▶ **Exercise**:
Determine the number of lines in the listing below where the string "уплаты" occurs; answer with the number alone.
━━ Recorded information ━━
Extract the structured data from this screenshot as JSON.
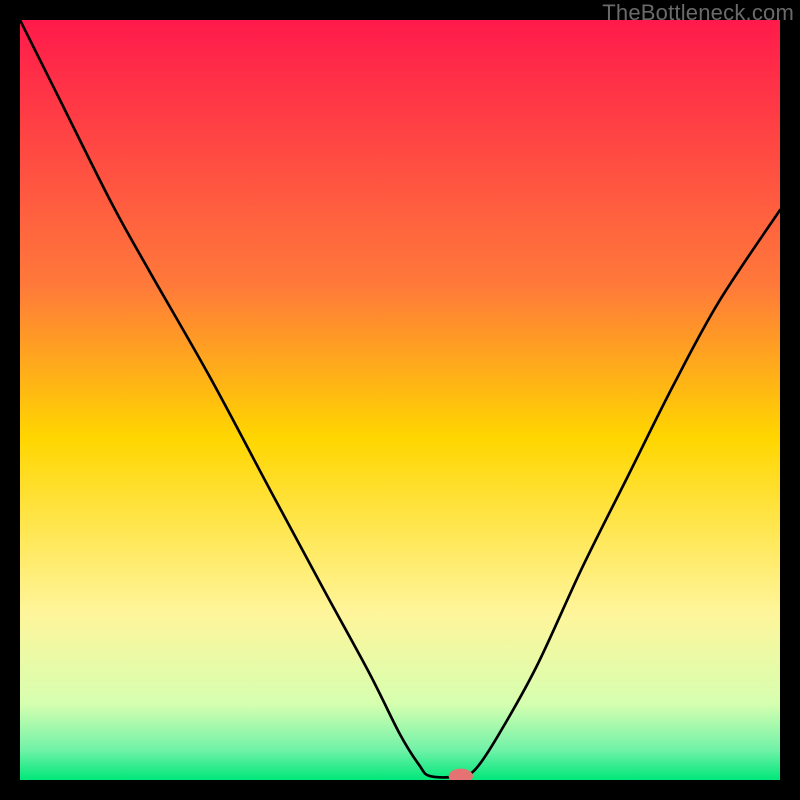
{
  "watermark": "TheBottleneck.com",
  "chart_data": {
    "type": "line",
    "title": "",
    "xlabel": "",
    "ylabel": "",
    "xlim": [
      0,
      100
    ],
    "ylim": [
      0,
      100
    ],
    "grid": false,
    "legend": false,
    "background_gradient_stops": [
      {
        "offset": 0.0,
        "color": "#ff1a4b"
      },
      {
        "offset": 0.35,
        "color": "#ff7a3a"
      },
      {
        "offset": 0.55,
        "color": "#ffd600"
      },
      {
        "offset": 0.78,
        "color": "#fff59b"
      },
      {
        "offset": 0.9,
        "color": "#d6ffb0"
      },
      {
        "offset": 0.96,
        "color": "#71f2a8"
      },
      {
        "offset": 1.0,
        "color": "#00e77a"
      }
    ],
    "curve_points": [
      {
        "x": 0.0,
        "y": 100.0
      },
      {
        "x": 5.0,
        "y": 90.0
      },
      {
        "x": 12.0,
        "y": 76.0
      },
      {
        "x": 17.0,
        "y": 67.0
      },
      {
        "x": 25.0,
        "y": 53.0
      },
      {
        "x": 33.0,
        "y": 38.0
      },
      {
        "x": 40.0,
        "y": 25.0
      },
      {
        "x": 46.0,
        "y": 14.0
      },
      {
        "x": 50.0,
        "y": 6.0
      },
      {
        "x": 52.5,
        "y": 2.0
      },
      {
        "x": 54.0,
        "y": 0.5
      },
      {
        "x": 58.0,
        "y": 0.5
      },
      {
        "x": 60.0,
        "y": 1.5
      },
      {
        "x": 63.0,
        "y": 6.0
      },
      {
        "x": 68.0,
        "y": 15.0
      },
      {
        "x": 74.0,
        "y": 28.0
      },
      {
        "x": 80.0,
        "y": 40.0
      },
      {
        "x": 86.0,
        "y": 52.0
      },
      {
        "x": 92.0,
        "y": 63.0
      },
      {
        "x": 100.0,
        "y": 75.0
      }
    ],
    "marker": {
      "x": 58.0,
      "y": 0.5,
      "color": "#e57373",
      "rx": 1.6,
      "ry": 1.0
    }
  }
}
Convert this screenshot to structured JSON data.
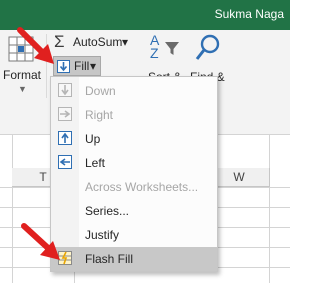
{
  "titlebar": {
    "user_name": "Sukma Naga"
  },
  "ribbon": {
    "format_label": "Format",
    "autosum_label": "AutoSum",
    "autosum_caret": "▾",
    "fill_label": "Fill",
    "fill_caret": "▾",
    "sort_label": "Sort &",
    "find_label": "Find &"
  },
  "sheet": {
    "col_t": "T",
    "col_w": "W"
  },
  "fill_menu": {
    "items": [
      {
        "label": "Down",
        "enabled": false,
        "icon": "fill-down-icon"
      },
      {
        "label": "Right",
        "enabled": false,
        "icon": "fill-right-icon"
      },
      {
        "label": "Up",
        "enabled": true,
        "icon": "fill-up-icon"
      },
      {
        "label": "Left",
        "enabled": true,
        "icon": "fill-left-icon"
      },
      {
        "label": "Across Worksheets...",
        "enabled": false
      },
      {
        "label": "Series...",
        "enabled": true
      },
      {
        "label": "Justify",
        "enabled": true
      },
      {
        "label": "Flash Fill",
        "enabled": true,
        "highlighted": true,
        "icon": "flash-fill-icon"
      }
    ]
  },
  "colors": {
    "excel_green": "#217346",
    "highlight": "#c8c8c8",
    "annotation_red": "#e0201f"
  }
}
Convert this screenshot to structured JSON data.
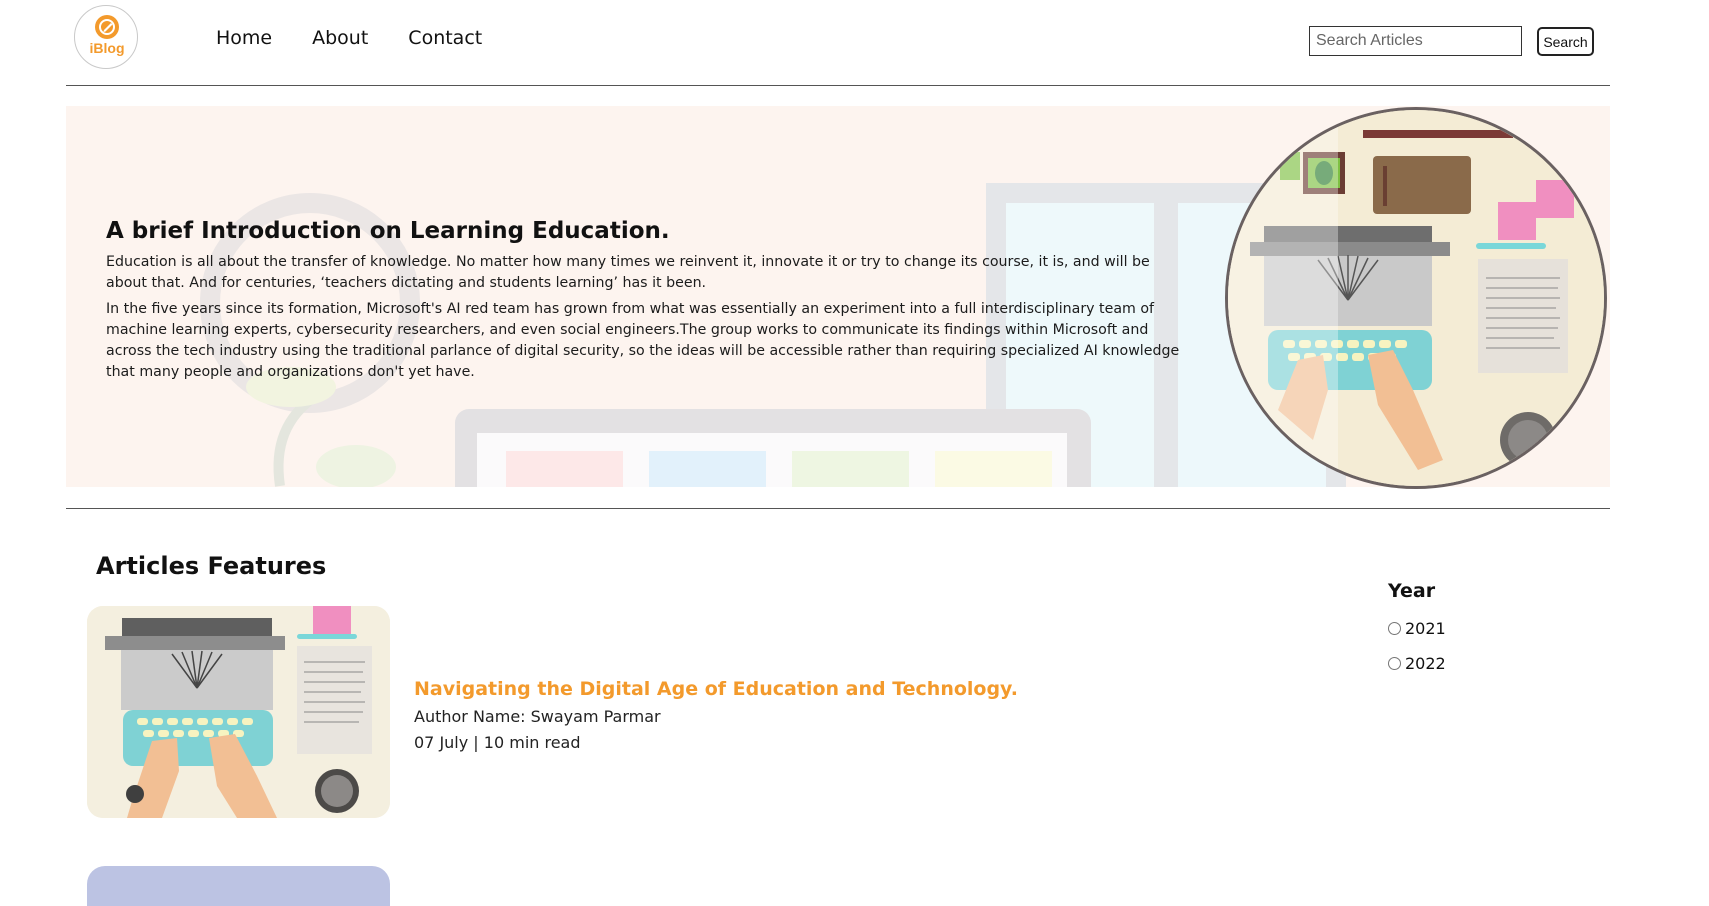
{
  "header": {
    "logo_text": "iBlog",
    "nav": [
      {
        "label": "Home"
      },
      {
        "label": "About"
      },
      {
        "label": "Contact"
      }
    ],
    "search_placeholder": "Search Articles",
    "search_button": "Search"
  },
  "hero": {
    "title": "A brief Introduction on Learning Education.",
    "paragraph1": "Education is all about the transfer of knowledge. No matter how many times we reinvent it, innovate it or try to change its course, it is, and will be about that. And for centuries, ‘teachers dictating and students learning’ has it been.",
    "paragraph2": "In the five years since its formation, Microsoft's AI red team has grown from what was essentially an experiment into a full interdisciplinary team of machine learning experts, cybersecurity researchers, and even social engineers.The group works to communicate its findings within Microsoft and across the tech industry using the traditional parlance of digital security, so the ideas will be accessible rather than requiring specialized AI knowledge that many people and organizations don't yet have."
  },
  "articles": {
    "section_title": "Articles Features",
    "items": [
      {
        "title": "Navigating the Digital Age of Education and Technology.",
        "author": "Author Name: Swayam Parmar",
        "meta": "07 July | 10 min read"
      }
    ]
  },
  "filter": {
    "title": "Year",
    "options": [
      {
        "label": "2021"
      },
      {
        "label": "2022"
      }
    ]
  },
  "colors": {
    "accent": "#f39a2c",
    "hero_bg": "#fdf4ef",
    "card2_bg": "#bcc3e3"
  }
}
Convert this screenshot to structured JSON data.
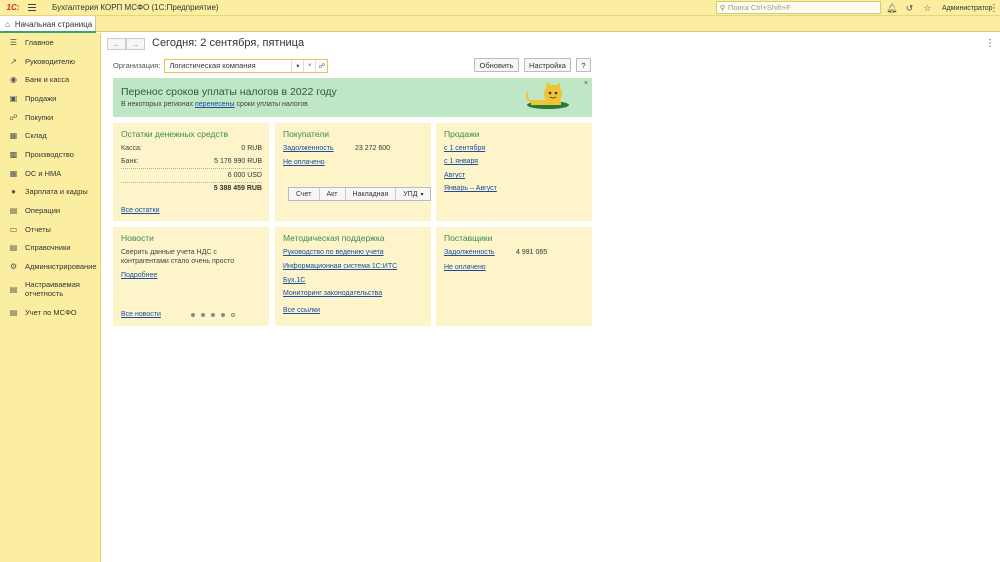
{
  "titlebar": {
    "logo": "1С:",
    "app_title": "Бухгалтерия КОРП МСФО  (1С:Предприятие)",
    "search_placeholder": "Поиск Ctrl+Shift+F",
    "user": "Администратор"
  },
  "tabs": [
    {
      "label": "Начальная страница"
    }
  ],
  "sidebar": {
    "items": [
      {
        "label": "Главное",
        "icon": "list-icon"
      },
      {
        "label": "Руководителю",
        "icon": "trend-icon"
      },
      {
        "label": "Банк и касса",
        "icon": "bank-icon"
      },
      {
        "label": "Продажи",
        "icon": "sales-icon"
      },
      {
        "label": "Покупки",
        "icon": "cart-icon"
      },
      {
        "label": "Склад",
        "icon": "warehouse-icon"
      },
      {
        "label": "Производство",
        "icon": "factory-icon"
      },
      {
        "label": "ОС и НМА",
        "icon": "assets-icon"
      },
      {
        "label": "Зарплата и кадры",
        "icon": "person-icon"
      },
      {
        "label": "Операции",
        "icon": "operations-icon"
      },
      {
        "label": "Отчеты",
        "icon": "reports-icon"
      },
      {
        "label": "Справочники",
        "icon": "books-icon"
      },
      {
        "label": "Администрирование",
        "icon": "gear-icon"
      },
      {
        "label": "Настраиваемая отчетность",
        "icon": "custom-report-icon"
      },
      {
        "label": "Учет по МСФО",
        "icon": "ifrs-icon"
      }
    ]
  },
  "main": {
    "title": "Сегодня: 2 сентября, пятница",
    "org_label": "Организация:",
    "org_value": "Логистическая компания",
    "refresh_label": "Обновить",
    "settings_label": "Настройка",
    "help_label": "?"
  },
  "banner": {
    "title": "Перенос сроков уплаты налогов в 2022 году",
    "sub_before": "В некоторых регионах ",
    "sub_link": "перенесены",
    "sub_after": " сроки уплаты налогов",
    "close": "×"
  },
  "cash": {
    "title": "Остатки денежных средств",
    "kassa_label": "Касса:",
    "kassa_value": "0 RUB",
    "bank_label": "Банк:",
    "bank_value": "5 176 990 RUB",
    "usd_value": "6 000 USD",
    "total_value": "5 388 459 RUB",
    "link": "Все остатки"
  },
  "buyers": {
    "title": "Покупатели",
    "debt_label": "Задолженность",
    "debt_value": "23 272 600",
    "unpaid_link": "Не оплачено",
    "docs": [
      "Счет",
      "Акт",
      "Накладная",
      "УПД"
    ]
  },
  "sales": {
    "title": "Продажи",
    "links": [
      "с 1 сентября",
      "с 1 января",
      "Август",
      "Январь – Август"
    ]
  },
  "news": {
    "title": "Новости",
    "text": "Сверить данные учета НДС с контрагентами стало очень просто",
    "more_link": "Подробнее",
    "all_link": "Все новости",
    "pages": 5,
    "current": 5
  },
  "support": {
    "title": "Методическая поддержка",
    "links": [
      "Руководство по ведению учета",
      "Информационная система 1С:ИТС",
      "Бух.1С",
      "Мониторинг законодательства"
    ],
    "all_link": "Все ссылки"
  },
  "suppliers": {
    "title": "Поставщики",
    "debt_label": "Задолженность",
    "debt_value": "4 991 065",
    "unpaid_link": "Не оплачено"
  }
}
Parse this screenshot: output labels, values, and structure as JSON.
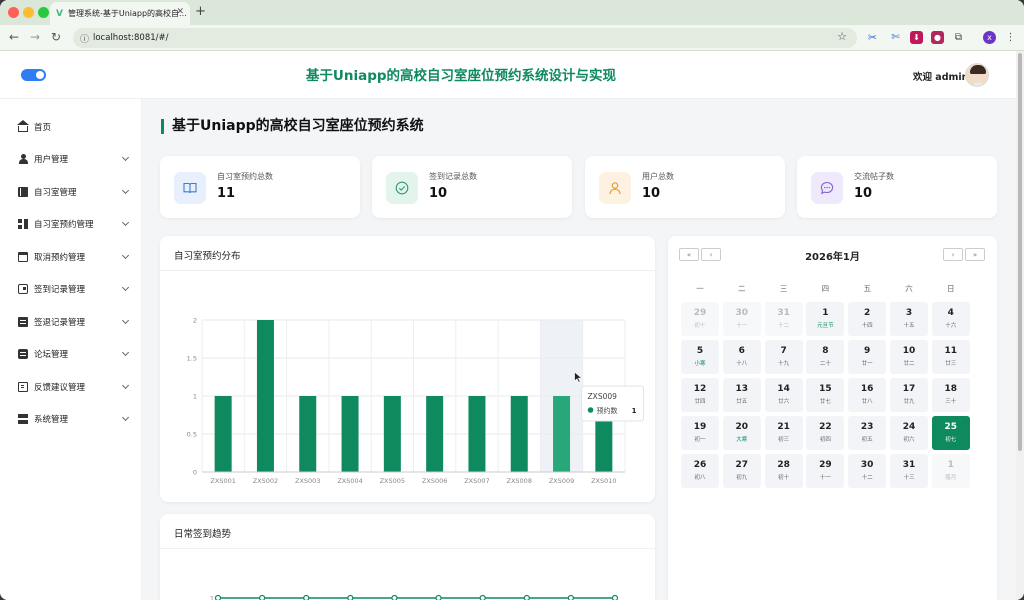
{
  "browser": {
    "tab_title": "管理系统-基于Uniapp的高校自...",
    "url": "localhost:8081/#/"
  },
  "header": {
    "title": "基于Uniapp的高校自习室座位预约系统设计与实现",
    "welcome": "欢迎 admin"
  },
  "sidebar": {
    "items": [
      {
        "label": "首页",
        "icon": "home-icon"
      },
      {
        "label": "用户管理",
        "icon": "user-icon"
      },
      {
        "label": "自习室管理",
        "icon": "book-icon"
      },
      {
        "label": "自习室预约管理",
        "icon": "grid-icon"
      },
      {
        "label": "取消预约管理",
        "icon": "calendar-icon"
      },
      {
        "label": "签到记录管理",
        "icon": "wallet-icon"
      },
      {
        "label": "签退记录管理",
        "icon": "list-icon"
      },
      {
        "label": "论坛管理",
        "icon": "chat-icon"
      },
      {
        "label": "反馈建议管理",
        "icon": "doc-icon"
      },
      {
        "label": "系统管理",
        "icon": "settings-icon"
      }
    ]
  },
  "main": {
    "page_title": "基于Uniapp的高校自习室座位预约系统",
    "stats": [
      {
        "label": "自习室预约总数",
        "value": "11",
        "icon": "book-open-icon",
        "color": "#3a7bd5",
        "bg": "#e7f0fc"
      },
      {
        "label": "签到记录总数",
        "value": "10",
        "icon": "check-circle-icon",
        "color": "#2e9e6b",
        "bg": "#e3f4ec"
      },
      {
        "label": "用户总数",
        "value": "10",
        "icon": "user-icon",
        "color": "#e79a2c",
        "bg": "#fdf1e1"
      },
      {
        "label": "交流帖子数",
        "value": "10",
        "icon": "message-icon",
        "color": "#8a5fe0",
        "bg": "#efe9fc"
      }
    ],
    "bar_card_title": "自习室预约分布",
    "trend_card_title": "日常签到趋势",
    "tooltip": {
      "title": "ZXS009",
      "series": "预约数",
      "value": "1"
    }
  },
  "chart_data": [
    {
      "type": "bar",
      "title": "自习室预约分布",
      "categories": [
        "ZXS001",
        "ZXS002",
        "ZXS003",
        "ZXS004",
        "ZXS005",
        "ZXS006",
        "ZXS007",
        "ZXS008",
        "ZXS009",
        "ZXS010"
      ],
      "series": [
        {
          "name": "预约数",
          "values": [
            1,
            2,
            1,
            1,
            1,
            1,
            1,
            1,
            1,
            1
          ]
        }
      ],
      "ylim": [
        0,
        2
      ],
      "yticks": [
        "0",
        "0.5",
        "1",
        "1.5",
        "2"
      ],
      "grid": true,
      "highlighted_category": "ZXS009",
      "color": "#0f8a5f",
      "highlight_color": "#27a77a"
    },
    {
      "type": "line",
      "title": "日常签到趋势",
      "ytick_visible": "1",
      "points_visible": 10,
      "values": [
        1,
        1,
        1,
        1,
        1,
        1,
        1,
        1,
        1,
        1
      ],
      "color": "#0f8a5f"
    }
  ],
  "calendar": {
    "month_label": "2026年1月",
    "weekdays": [
      "一",
      "二",
      "三",
      "四",
      "五",
      "六",
      "日"
    ],
    "days": [
      {
        "d": "29",
        "l": "初十",
        "other": true
      },
      {
        "d": "30",
        "l": "十一",
        "other": true
      },
      {
        "d": "31",
        "l": "十二",
        "other": true
      },
      {
        "d": "1",
        "l": "元旦节",
        "hol": true
      },
      {
        "d": "2",
        "l": "十四"
      },
      {
        "d": "3",
        "l": "十五"
      },
      {
        "d": "4",
        "l": "十六"
      },
      {
        "d": "5",
        "l": "小寒",
        "hol": true
      },
      {
        "d": "6",
        "l": "十八"
      },
      {
        "d": "7",
        "l": "十九"
      },
      {
        "d": "8",
        "l": "二十"
      },
      {
        "d": "9",
        "l": "廿一"
      },
      {
        "d": "10",
        "l": "廿二"
      },
      {
        "d": "11",
        "l": "廿三"
      },
      {
        "d": "12",
        "l": "廿四"
      },
      {
        "d": "13",
        "l": "廿五"
      },
      {
        "d": "14",
        "l": "廿六"
      },
      {
        "d": "15",
        "l": "廿七"
      },
      {
        "d": "16",
        "l": "廿八"
      },
      {
        "d": "17",
        "l": "廿九"
      },
      {
        "d": "18",
        "l": "三十"
      },
      {
        "d": "19",
        "l": "初一"
      },
      {
        "d": "20",
        "l": "大寒",
        "hol": true
      },
      {
        "d": "21",
        "l": "初三"
      },
      {
        "d": "22",
        "l": "初四"
      },
      {
        "d": "23",
        "l": "初五"
      },
      {
        "d": "24",
        "l": "初六"
      },
      {
        "d": "25",
        "l": "初七",
        "today": true
      },
      {
        "d": "26",
        "l": "初八"
      },
      {
        "d": "27",
        "l": "初九"
      },
      {
        "d": "28",
        "l": "初十"
      },
      {
        "d": "29",
        "l": "十一"
      },
      {
        "d": "30",
        "l": "十二"
      },
      {
        "d": "31",
        "l": "十三"
      },
      {
        "d": "1",
        "l": "腊月",
        "other": true
      }
    ]
  }
}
━━━
▶ **Answer to the task**:
2